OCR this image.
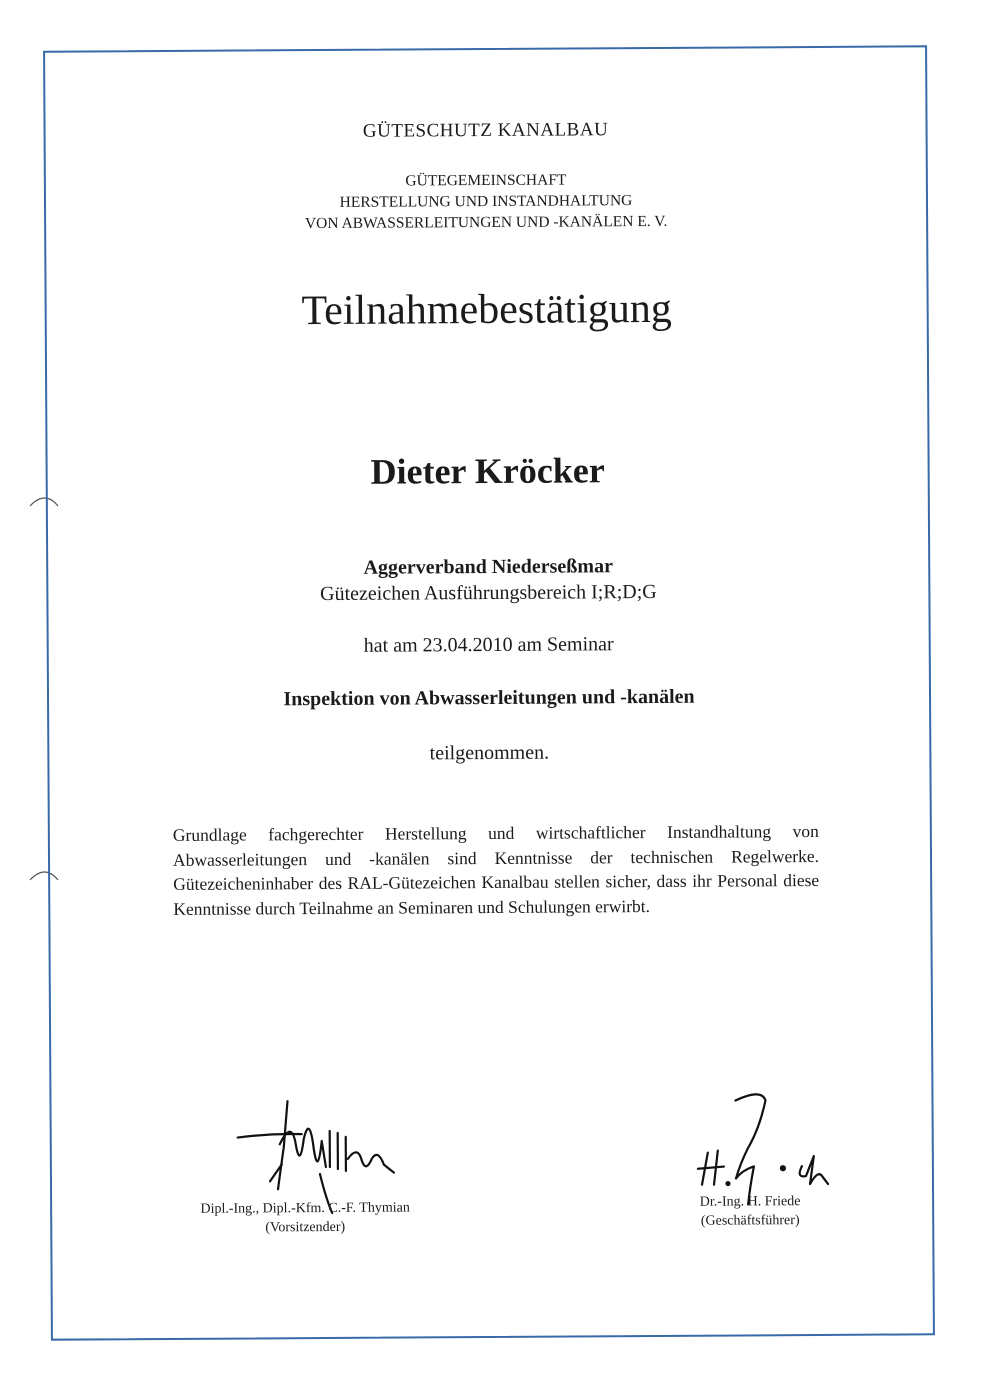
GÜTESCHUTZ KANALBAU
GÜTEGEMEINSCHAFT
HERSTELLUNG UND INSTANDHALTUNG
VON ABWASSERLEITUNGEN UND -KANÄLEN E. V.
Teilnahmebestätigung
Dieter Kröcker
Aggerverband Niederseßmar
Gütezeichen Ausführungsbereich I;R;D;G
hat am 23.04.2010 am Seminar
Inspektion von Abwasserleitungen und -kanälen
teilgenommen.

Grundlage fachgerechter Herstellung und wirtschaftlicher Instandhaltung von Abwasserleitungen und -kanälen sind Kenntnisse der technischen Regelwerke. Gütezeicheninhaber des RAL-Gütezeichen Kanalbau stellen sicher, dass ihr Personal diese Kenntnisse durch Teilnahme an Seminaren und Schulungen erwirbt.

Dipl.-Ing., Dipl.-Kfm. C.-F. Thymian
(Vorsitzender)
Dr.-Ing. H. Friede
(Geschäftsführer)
___
▸ **How to complete this task**:
Every line containing the string "Gütezeichen" should be pulled from the listing and copied.

▸ **Answer for this exercise**:
Gütezeichen Ausführungsbereich I;R;D;G
Grundlage fachgerechter Herstellung und wirtschaftlicher Instandhaltung von Abwasserleitungen und -kanälen sind Kenntnisse der technischen Regelwerke. Gütezeicheninhaber des RAL-Gütezeichen Kanalbau stellen sicher, dass ihr Personal diese Kenntnisse durch Teilnahme an Seminaren und Schulungen erwirbt.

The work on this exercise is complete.